■ **THE PROBLEM**: Every line below is to be quoted exactly, with nothing added or dropped.

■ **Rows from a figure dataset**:
"""
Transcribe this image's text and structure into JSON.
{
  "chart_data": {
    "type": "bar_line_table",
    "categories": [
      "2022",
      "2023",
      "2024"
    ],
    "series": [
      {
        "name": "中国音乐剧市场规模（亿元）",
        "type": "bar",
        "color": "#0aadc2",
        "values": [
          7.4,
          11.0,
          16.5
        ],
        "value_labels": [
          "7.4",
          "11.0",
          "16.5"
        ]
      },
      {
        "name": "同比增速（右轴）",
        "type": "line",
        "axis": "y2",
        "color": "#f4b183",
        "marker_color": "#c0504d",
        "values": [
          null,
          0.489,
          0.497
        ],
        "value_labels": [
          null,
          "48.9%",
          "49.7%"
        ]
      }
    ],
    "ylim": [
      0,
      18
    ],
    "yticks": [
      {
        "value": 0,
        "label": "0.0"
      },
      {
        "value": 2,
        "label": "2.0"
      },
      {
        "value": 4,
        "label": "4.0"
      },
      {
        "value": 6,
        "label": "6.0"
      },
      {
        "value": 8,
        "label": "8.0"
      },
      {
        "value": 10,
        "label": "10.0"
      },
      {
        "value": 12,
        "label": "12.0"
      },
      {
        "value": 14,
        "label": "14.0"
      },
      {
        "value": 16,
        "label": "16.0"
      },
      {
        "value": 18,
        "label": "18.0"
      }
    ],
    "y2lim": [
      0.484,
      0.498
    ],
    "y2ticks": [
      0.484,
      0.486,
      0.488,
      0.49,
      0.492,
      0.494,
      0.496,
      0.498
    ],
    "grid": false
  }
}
"""
■ **EXERCISE RESULT**:
Transcribe this image's text and structure into JSON.
{
  "chart_data": {
    "type": "bar_line_table",
    "categories": [
      "2022",
      "2023",
      "2024"
    ],
    "series": [
      {
        "name": "中国音乐剧市场规模（亿元）",
        "type": "bar",
        "color": "#0aadc2",
        "values": [
          7.4,
          11.0,
          16.5
        ],
        "value_labels": [
          "7.4",
          "11.0",
          "16.5"
        ]
      },
      {
        "name": "同比增速（右轴）",
        "type": "line",
        "axis": "y2",
        "color": "#f4b183",
        "marker_color": "#c0504d",
        "values": [
          null,
          0.489,
          0.497
        ],
        "value_labels": [
          null,
          "48.9%",
          "49.7%"
        ]
      }
    ],
    "ylim": [
      0,
      18
    ],
    "yticks": [
      {
        "value": 0,
        "label": "0.0"
      },
      {
        "value": 2,
        "label": "2.0"
      },
      {
        "value": 4,
        "label": "4.0"
      },
      {
        "value": 6,
        "label": "6.0"
      },
      {
        "value": 8,
        "label": "8.0"
      },
      {
        "value": 10,
        "label": "10.0"
      },
      {
        "value": 12,
        "label": "12.0"
      },
      {
        "value": 14,
        "label": "14.0"
      },
      {
        "value": 16,
        "label": "16.0"
      },
      {
        "value": 18,
        "label": "18.0"
      }
    ],
    "y2lim": [
      0.484,
      0.498
    ],
    "y2ticks": [
      0.484,
      0.486,
      0.488,
      0.49,
      0.492,
      0.494,
      0.496,
      0.498
    ],
    "grid": false
  }
}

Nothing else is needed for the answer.